● WORK INSTRUCTIONS:
Return each line of the listing that contains the string "JSON".

● PROVIDED INFORMATION:
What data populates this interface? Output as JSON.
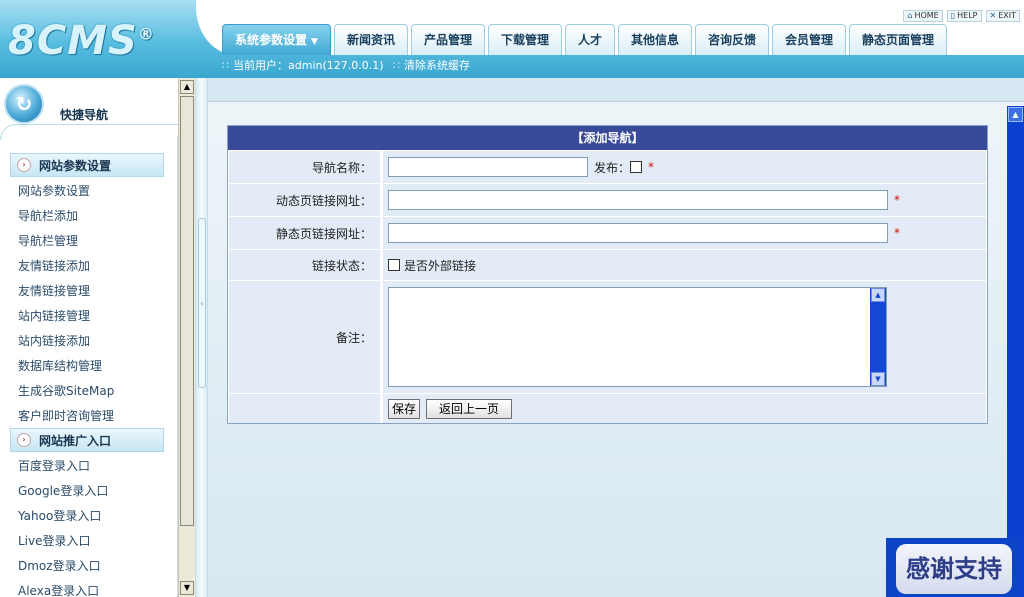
{
  "header": {
    "logo": "8CMS",
    "logo_mark": "®",
    "toplinks": [
      {
        "icon": "home-icon",
        "label": "HOME"
      },
      {
        "icon": "help-icon",
        "label": "HELP"
      },
      {
        "icon": "exit-icon",
        "label": "EXIT"
      }
    ],
    "tabs": [
      {
        "label": "系统参数设置",
        "active": true
      },
      {
        "label": "新闻资讯"
      },
      {
        "label": "产品管理"
      },
      {
        "label": "下载管理"
      },
      {
        "label": "人才"
      },
      {
        "label": "其他信息"
      },
      {
        "label": "咨询反馈"
      },
      {
        "label": "会员管理"
      },
      {
        "label": "静态页面管理"
      }
    ],
    "status": {
      "current_user": "当前用户：admin(127.0.0.1)",
      "clear_cache": "清除系统缓存"
    }
  },
  "sidebar": {
    "title": "快捷导航",
    "sections": [
      {
        "title": "网站参数设置",
        "items": [
          "网站参数设置",
          "导航栏添加",
          "导航栏管理",
          "友情链接添加",
          "友情链接管理",
          "站内链接管理",
          "站内链接添加",
          "数据库结构管理",
          "生成谷歌SiteMap",
          "客户即时咨询管理"
        ]
      },
      {
        "title": "网站推广入口",
        "items": [
          "百度登录入口",
          "Google登录入口",
          "Yahoo登录入口",
          "Live登录入口",
          "Dmoz登录入口",
          "Alexa登录入口"
        ]
      }
    ]
  },
  "form": {
    "title": "【添加导航】",
    "name_label": "导航名称：",
    "name_value": "",
    "publish_label": "发布：",
    "dynamic_label": "动态页链接网址：",
    "dynamic_value": "",
    "static_label": "静态页链接网址：",
    "static_value": "",
    "link_status_label": "链接状态：",
    "external_label": "是否外部链接",
    "note_label": "备注：",
    "required_mark": "*",
    "save_label": "保存",
    "back_label": "返回上一页"
  },
  "badge": "感谢支持",
  "colors": {
    "header_blue": "#3aa6cf",
    "form_title_bg": "#3a4a9a",
    "form_row_bg": "#e3ecf6",
    "scrollbar_blue": "#0b40d0",
    "required_red": "#d01010"
  }
}
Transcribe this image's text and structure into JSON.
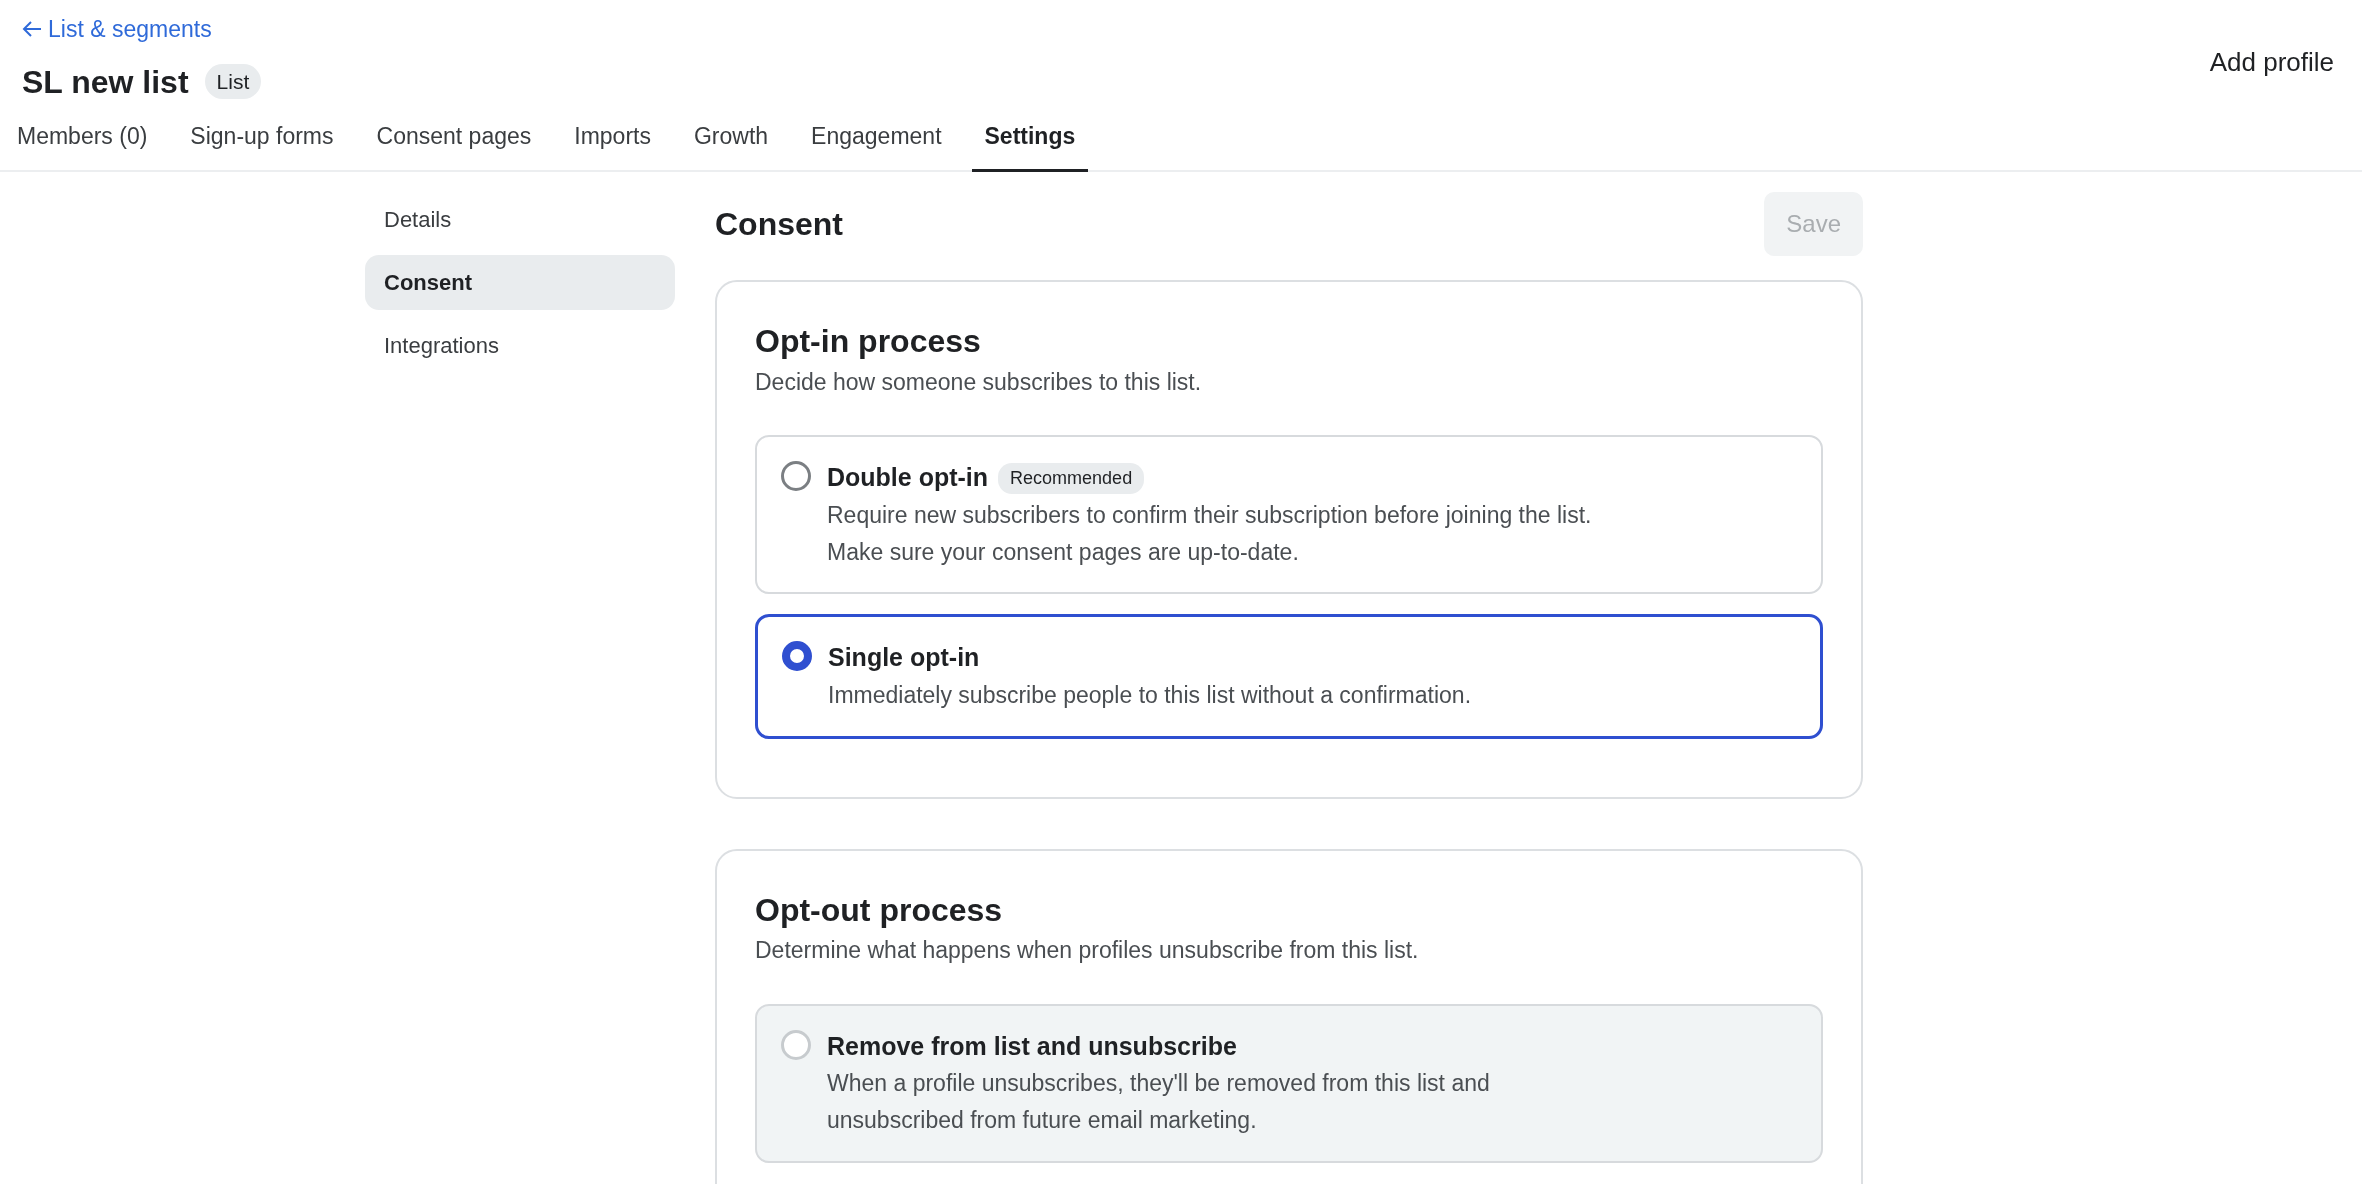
{
  "back_link": {
    "label": "List & segments"
  },
  "header": {
    "title": "SL new list",
    "badge": "List",
    "action": "Add profile"
  },
  "tabs": [
    {
      "label": "Members (0)",
      "selected": false
    },
    {
      "label": "Sign-up forms",
      "selected": false
    },
    {
      "label": "Consent pages",
      "selected": false
    },
    {
      "label": "Imports",
      "selected": false
    },
    {
      "label": "Growth",
      "selected": false
    },
    {
      "label": "Engagement",
      "selected": false
    },
    {
      "label": "Settings",
      "selected": true
    }
  ],
  "sidebar": {
    "items": [
      {
        "label": "Details",
        "selected": false
      },
      {
        "label": "Consent",
        "selected": true
      },
      {
        "label": "Integrations",
        "selected": false
      }
    ]
  },
  "content": {
    "title": "Consent",
    "save_button": {
      "label": "Save",
      "disabled": true
    },
    "sections": [
      {
        "title": "Opt-in process",
        "subtitle": "Decide how someone subscribes to this list.",
        "options": [
          {
            "title": "Double opt-in",
            "badge": "Recommended",
            "description": [
              "Require new subscribers to confirm their subscription before joining the list.",
              "Make sure your consent pages are up-to-date."
            ],
            "selected": false,
            "disabled": false
          },
          {
            "title": "Single opt-in",
            "description": [
              "Immediately subscribe people to this list without a confirmation."
            ],
            "selected": true,
            "disabled": false
          }
        ]
      },
      {
        "title": "Opt-out process",
        "subtitle": "Determine what happens when profiles unsubscribe from this list.",
        "options": [
          {
            "title": "Remove from list and unsubscribe",
            "description": [
              "When a profile unsubscribes, they'll be removed from this list and",
              "unsubscribed from future email marketing."
            ],
            "selected": false,
            "disabled": true
          }
        ]
      }
    ]
  }
}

● COMPLETE RESPONSE:
What data populates this interface? Output as JSON.
Transcribe this image's text and structure into JSON.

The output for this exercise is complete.